Omit the images. Copy each entry word for word.

* Given data
● ● ● ● ● ● ●

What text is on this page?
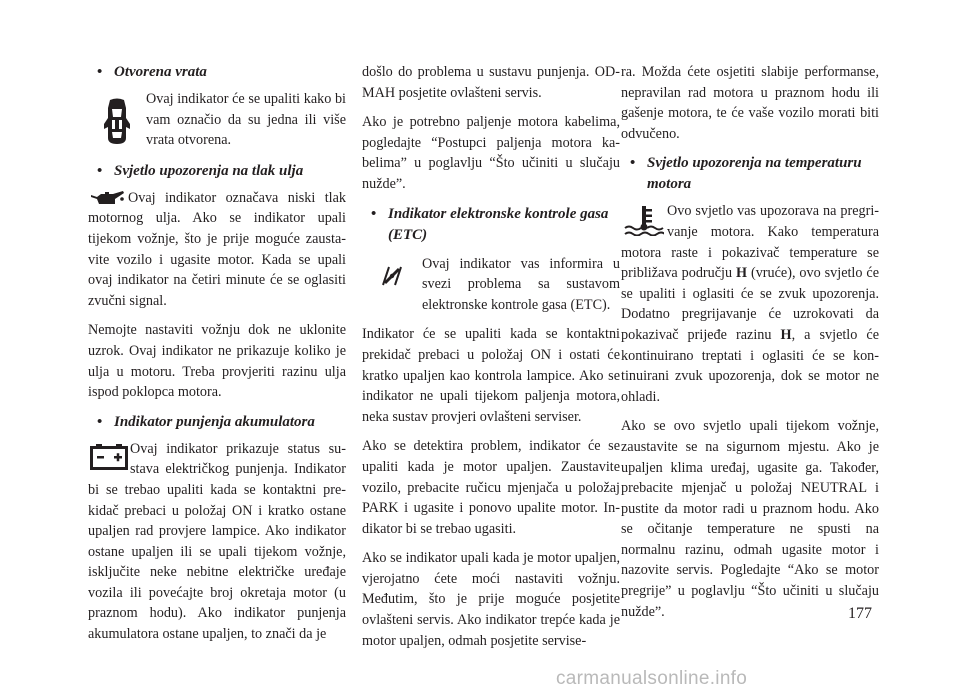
• Otvorena vrata

Ovaj indikator će se upaliti kako bi vam označio da su jedna ili više vrata otvorena.

• Svjetlo upozorenja na tlak ulja

Ovaj indikator označava niski tlak motornog ulja. Ako se indikator upali tijekom vožnje, što je prije moguće zaustavite vozilo i ugasite motor. Kada se upali ovaj indikator na četiri minute će se oglasiti zvučni signal.

Nemojte nastaviti vožnju dok ne uklonite uzrok. Ovaj indikator ne prikazuje koliko je ulja u motoru. Treba provjeriti razinu ulja ispod poklopca motora.

• Indikator punjenja akumulatora

Ovaj indikator prikazuje status sustava električkog punjenja. Indikator bi se trebao upaliti kada se kontaktni prekidač prebaci u položaj ON i kratko ostane upaljen rad provjere lampice. Ako indikator ostane upaljen ili se upali tijekom vožnje, isključite neke nebitne električke uređaje vozila ili povećajte broj okretaja motor (u praznom hodu). Ako indikator punjenja akumulatora ostane upaljen, to znači da je

došlo do problema u sustavu punjenja. ODMAH posjetite ovlašteni servis.

Ako je potrebno paljenje motora kabelima, pogledajte “Postupci paljenja motora kabelima” u poglavlju “Što učiniti u slučaju nužde”.

• Indikator elektronske kontrole gasa (ETC)

Ovaj indikator vas informira u svezi problema sa sustavom elektronske kontrole gasa (ETC).

Indikator će se upaliti kada se kontaktni prekidač prebaci u položaj ON i ostati će kratko upaljen kao kontrola lampice. Ako se indikator ne upali tijekom paljenja motora, neka sustav provjeri ovlašteni serviser.

Ako se detektira problem, indikator će se upaliti kada je motor upaljen. Zaustavite vozilo, prebacite ručicu mjenjača u položaj PARK i ugasite i ponovo upalite motor. Indikator bi se trebao ugasiti.

Ako se indikator upali kada je motor upaljen, vjerojatno ćete moći nastaviti vožnju. Međutim, što je prije moguće posjetite ovlašteni servis. Ako indikator trepće kada je motor upaljen, odmah posjetite servise-

ra. Možda ćete osjetiti slabije performanse, nepravilan rad motora u praznom hodu ili gašenje motora, te će vaše vozilo morati biti odvučeno.

• Svjetlo upozorenja na temperaturu motora

Ovo svjetlo vas upozorava na pregrivanje motora. Kako temperatura motora raste i pokazivač temperature se približava području H (vruće), ovo svjetlo će se upaliti i oglasiti će se zvuk upozorenja. Dodatno pregrijavanje će uzrokovati da pokazivač prijeđe razinu H, a svjetlo će kontinuirano treptati i oglasiti će se kontinuirani zvuk upozorenja, dok se motor ne ohladi.

Ako se ovo svjetlo upali tijekom vožnje, zaustavite se na sigurnom mjestu. Ako je upaljen klima uređaj, ugasite ga. Također, prebacite mjenjač u položaj NEUTRAL i pustite da motor radi u praznom hodu. Ako se očitanje temperature ne spusti na normalnu razinu, odmah ugasite motor i nazovite servis. Pogledajte “Ako se motor pregrije” u poglavlju “Što učiniti u slučaju nužde”.	177
carmanualsonline.info
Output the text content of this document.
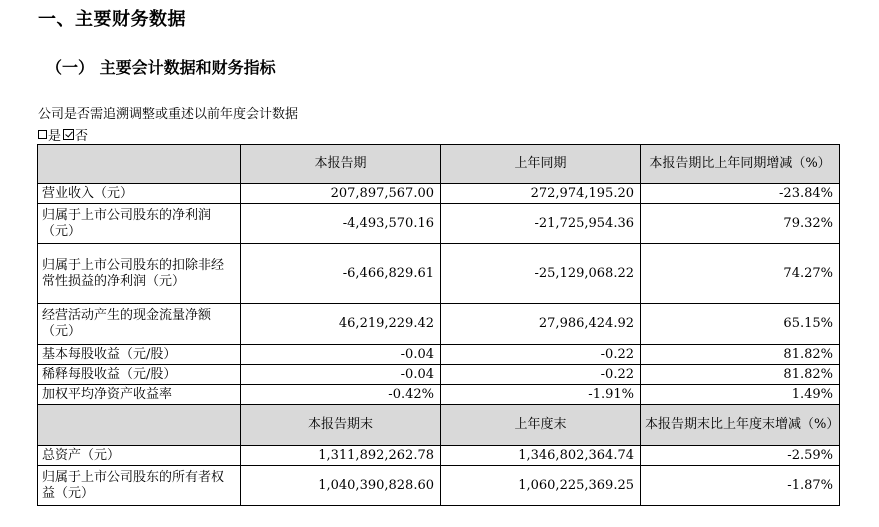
一、主要财务数据
（一） 主要会计数据和财务指标
公司是否需追溯调整或重述以前年度会计数据
是 否
	本报告期	上年同期	本报告期比上年同期增减（%）
营业收入（元）	207,897,567.00	272,974,195.20	-23.84%
归属于上市公司股东的净利润（元）	-4,493,570.16	-21,725,954.36	79.32%
归属于上市公司股东的扣除非经常性损益的净利润（元）	-6,466,829.61	-25,129,068.22	74.27%
经营活动产生的现金流量净额（元）	46,219,229.42	27,986,424.92	65.15%
基本每股收益（元/股）	-0.04	-0.22	81.82%
稀释每股收益（元/股）	-0.04	-0.22	81.82%
加权平均净资产收益率	-0.42%	-1.91%	1.49%
	本报告期末	上年度末	本报告期末比上年度末增减（%）
总资产（元）	1,311,892,262.78	1,346,802,364.74	-2.59%
归属于上市公司股东的所有者权益（元）	1,040,390,828.60	1,060,225,369.25	-1.87%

● ● ● ● ● ● ●

* Full solution
What text is on this page?
• Otvorena vrata

Ovaj indikator će se upaliti kako bi vam označio da su jedna ili više vrata otvorena.

• Svjetlo upozorenja na tlak ulja

Ovaj indikator označava niski tlak motornog ulja. Ako se indikator upali tijekom vožnje, što je prije moguće zaustavite vozilo i ugasite motor. Kada se upali ovaj indikator na četiri minute će se oglasiti zvučni signal.

Nemojte nastaviti vožnju dok ne uklonite uzrok. Ovaj indikator ne prikazuje koliko je ulja u motoru. Treba provjeriti razinu ulja ispod poklopca motora.

• Indikator punjenja akumulatora

Ovaj indikator prikazuje status sustava električkog punjenja. Indikator bi se trebao upaliti kada se kontaktni prekidač prebaci u položaj ON i kratko ostane upaljen rad provjere lampice. Ako indikator ostane upaljen ili se upali tijekom vožnje, isključite neke nebitne električke uređaje vozila ili povećajte broj okretaja motor (u praznom hodu). Ako indikator punjenja akumulatora ostane upaljen, to znači da je

došlo do problema u sustavu punjenja. ODMAH posjetite ovlašteni servis.

Ako je potrebno paljenje motora kabelima, pogledajte “Postupci paljenja motora kabelima” u poglavlju “Što učiniti u slučaju nužde”.

• Indikator elektronske kontrole gasa (ETC)

Ovaj indikator vas informira u svezi problema sa sustavom elektronske kontrole gasa (ETC).

Indikator će se upaliti kada se kontaktni prekidač prebaci u položaj ON i ostati će kratko upaljen kao kontrola lampice. Ako se indikator ne upali tijekom paljenja motora, neka sustav provjeri ovlašteni serviser.

Ako se detektira problem, indikator će se upaliti kada je motor upaljen. Zaustavite vozilo, prebacite ručicu mjenjača u položaj PARK i ugasite i ponovo upalite motor. Indikator bi se trebao ugasiti.

Ako se indikator upali kada je motor upaljen, vjerojatno ćete moći nastaviti vožnju. Međutim, što je prije moguće posjetite ovlašteni servis. Ako indikator trepće kada je motor upaljen, odmah posjetite servise-

ra. Možda ćete osjetiti slabije performanse, nepravilan rad motora u praznom hodu ili gašenje motora, te će vaše vozilo morati biti odvučeno.

• Svjetlo upozorenja na temperaturu motora

Ovo svjetlo vas upozorava na pregrivanje motora. Kako temperatura motora raste i pokazivač temperature se približava području H (vruće), ovo svjetlo će se upaliti i oglasiti će se zvuk upozorenja. Dodatno pregrijavanje će uzrokovati da pokazivač prijeđe razinu H, a svjetlo će kontinuirano treptati i oglasiti će se kontinuirani zvuk upozorenja, dok se motor ne ohladi.

Ako se ovo svjetlo upali tijekom vožnje, zaustavite se na sigurnom mjestu. Ako je upaljen klima uređaj, ugasite ga. Također, prebacite mjenjač u položaj NEUTRAL i pustite da motor radi u praznom hodu. Ako se očitanje temperature ne spusti na normalnu razinu, odmah ugasite motor i nazovite servis. Pogledajte “Ako se motor pregrije” u poglavlju “Što učiniti u slučaju nužde”.	177
carmanualsonline.info
Output the text content of this document.
一、主要财务数据
（一） 主要会计数据和财务指标
公司是否需追溯调整或重述以前年度会计数据
是 否
	本报告期	上年同期	本报告期比上年同期增减（%）
营业收入（元）	207,897,567.00	272,974,195.20	-23.84%
归属于上市公司股东的净利润（元）	-4,493,570.16	-21,725,954.36	79.32%
归属于上市公司股东的扣除非经常性损益的净利润（元）	-6,466,829.61	-25,129,068.22	74.27%
经营活动产生的现金流量净额（元）	46,219,229.42	27,986,424.92	65.15%
基本每股收益（元/股）	-0.04	-0.22	81.82%
稀释每股收益（元/股）	-0.04	-0.22	81.82%
加权平均净资产收益率	-0.42%	-1.91%	1.49%
	本报告期末	上年度末	本报告期末比上年度末增减（%）
总资产（元）	1,311,892,262.78	1,346,802,364.74	-2.59%
归属于上市公司股东的所有者权益（元）	1,040,390,828.60	1,060,225,369.25	-1.87%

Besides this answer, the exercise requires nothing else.